── Data extract ──

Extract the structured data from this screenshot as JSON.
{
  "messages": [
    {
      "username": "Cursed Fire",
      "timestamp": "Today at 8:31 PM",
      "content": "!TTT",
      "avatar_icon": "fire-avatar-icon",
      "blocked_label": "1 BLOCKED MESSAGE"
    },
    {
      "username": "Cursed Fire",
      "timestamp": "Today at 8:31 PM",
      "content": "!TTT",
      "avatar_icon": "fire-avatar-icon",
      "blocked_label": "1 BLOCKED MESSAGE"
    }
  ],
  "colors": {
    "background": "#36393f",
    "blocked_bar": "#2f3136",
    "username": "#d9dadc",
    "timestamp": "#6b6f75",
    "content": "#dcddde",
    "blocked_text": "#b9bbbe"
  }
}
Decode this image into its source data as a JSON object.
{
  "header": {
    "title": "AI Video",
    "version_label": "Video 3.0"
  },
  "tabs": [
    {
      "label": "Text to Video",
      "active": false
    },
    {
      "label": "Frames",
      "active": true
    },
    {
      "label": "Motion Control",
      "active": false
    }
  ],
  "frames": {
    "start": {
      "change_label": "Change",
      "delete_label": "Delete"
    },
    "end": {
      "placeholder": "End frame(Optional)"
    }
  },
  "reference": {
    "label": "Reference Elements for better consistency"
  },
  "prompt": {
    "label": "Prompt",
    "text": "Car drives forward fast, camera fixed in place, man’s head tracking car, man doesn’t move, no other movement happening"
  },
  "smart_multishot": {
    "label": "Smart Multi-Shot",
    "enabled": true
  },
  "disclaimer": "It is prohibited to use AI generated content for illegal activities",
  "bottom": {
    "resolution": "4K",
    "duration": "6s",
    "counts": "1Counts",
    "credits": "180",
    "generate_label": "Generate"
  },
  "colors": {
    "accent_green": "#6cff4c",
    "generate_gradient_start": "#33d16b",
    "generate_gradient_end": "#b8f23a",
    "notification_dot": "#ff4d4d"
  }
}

───

**Short exercise:** Return a copy of every line that includes the word "content".

**Full response:**
      "content": "!TTT",
      "content": "!TTT",
    "content": "#dcddde",
  "disclaimer": "It is prohibited to use AI generated content for illegal activities",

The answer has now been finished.